** START INFORMATION SUPPLIED **
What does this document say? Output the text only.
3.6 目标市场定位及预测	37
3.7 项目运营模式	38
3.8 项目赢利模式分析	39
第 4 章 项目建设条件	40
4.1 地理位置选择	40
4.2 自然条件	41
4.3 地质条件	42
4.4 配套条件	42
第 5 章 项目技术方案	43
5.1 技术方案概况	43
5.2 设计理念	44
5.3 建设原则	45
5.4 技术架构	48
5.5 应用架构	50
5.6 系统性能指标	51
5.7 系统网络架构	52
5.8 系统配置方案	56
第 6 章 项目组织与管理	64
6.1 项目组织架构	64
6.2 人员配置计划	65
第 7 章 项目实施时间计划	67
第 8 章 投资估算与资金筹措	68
** END INFORMATION SUPPLIED **
** START INFORMATION SUPPLIED **
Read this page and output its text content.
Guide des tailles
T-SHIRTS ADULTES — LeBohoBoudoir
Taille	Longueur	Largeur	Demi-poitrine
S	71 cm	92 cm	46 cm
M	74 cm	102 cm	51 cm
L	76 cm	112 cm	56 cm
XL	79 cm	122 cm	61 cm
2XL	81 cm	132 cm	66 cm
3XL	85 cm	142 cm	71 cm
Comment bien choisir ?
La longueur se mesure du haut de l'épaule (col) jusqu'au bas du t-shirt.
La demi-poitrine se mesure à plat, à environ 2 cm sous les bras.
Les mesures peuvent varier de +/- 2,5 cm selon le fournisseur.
** END INFORMATION SUPPLIED **
** START INFORMATION SUPPLIED **
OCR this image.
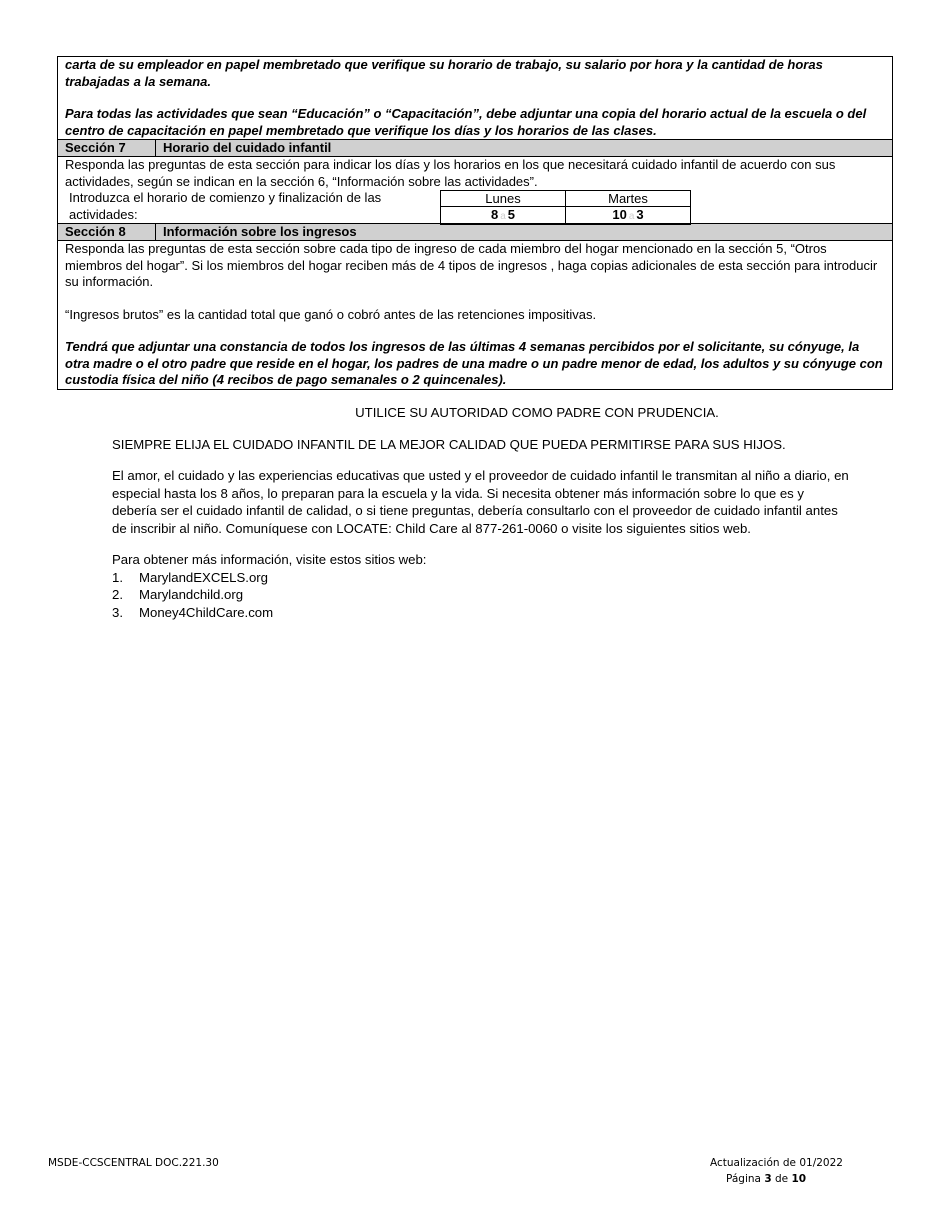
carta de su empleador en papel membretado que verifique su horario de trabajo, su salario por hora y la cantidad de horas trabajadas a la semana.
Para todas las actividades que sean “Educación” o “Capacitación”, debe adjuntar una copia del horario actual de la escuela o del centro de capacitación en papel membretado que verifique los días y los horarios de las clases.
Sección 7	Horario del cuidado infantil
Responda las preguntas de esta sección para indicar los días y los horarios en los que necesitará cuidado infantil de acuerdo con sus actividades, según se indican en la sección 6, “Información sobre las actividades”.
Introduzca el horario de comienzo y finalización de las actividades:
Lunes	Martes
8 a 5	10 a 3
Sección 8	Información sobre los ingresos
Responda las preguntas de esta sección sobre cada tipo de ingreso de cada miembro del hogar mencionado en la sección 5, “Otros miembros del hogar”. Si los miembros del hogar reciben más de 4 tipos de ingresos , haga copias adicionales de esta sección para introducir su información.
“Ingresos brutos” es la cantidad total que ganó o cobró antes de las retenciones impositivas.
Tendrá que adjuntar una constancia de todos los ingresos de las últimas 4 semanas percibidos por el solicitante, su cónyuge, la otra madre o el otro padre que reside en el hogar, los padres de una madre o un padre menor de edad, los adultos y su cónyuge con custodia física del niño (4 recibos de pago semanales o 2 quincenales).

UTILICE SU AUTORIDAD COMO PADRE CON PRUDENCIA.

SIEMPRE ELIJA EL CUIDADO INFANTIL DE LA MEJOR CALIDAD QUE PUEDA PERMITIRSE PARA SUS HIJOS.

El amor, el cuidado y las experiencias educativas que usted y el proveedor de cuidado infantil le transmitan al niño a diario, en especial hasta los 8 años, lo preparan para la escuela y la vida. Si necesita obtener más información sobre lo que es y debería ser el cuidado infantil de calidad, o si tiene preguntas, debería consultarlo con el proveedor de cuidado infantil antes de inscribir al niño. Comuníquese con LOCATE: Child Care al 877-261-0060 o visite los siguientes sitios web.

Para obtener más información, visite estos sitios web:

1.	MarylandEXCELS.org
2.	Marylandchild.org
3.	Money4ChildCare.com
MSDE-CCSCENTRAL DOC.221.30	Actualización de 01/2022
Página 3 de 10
** END INFORMATION SUPPLIED **
• DO THIS
In the records above, find each line with the word "adjuntar" and copy it.

• ANSWER TO THIS EXERCISE
Para todas las actividades que sean “Educación” o “Capacitación”, debe adjuntar una copia del horario actual de la escuela o del centro de capacitación en papel membretado que verifique los días y los horarios de las clases.
Tendrá que adjuntar una constancia de todos los ingresos de las últimas 4 semanas percibidos por el solicitante, su cónyuge, la otra madre o el otro padre que reside en el hogar, los padres de una madre o un padre menor de edad, los adultos y su cónyuge con custodia física del niño (4 recibos de pago semanales o 2 quincenales).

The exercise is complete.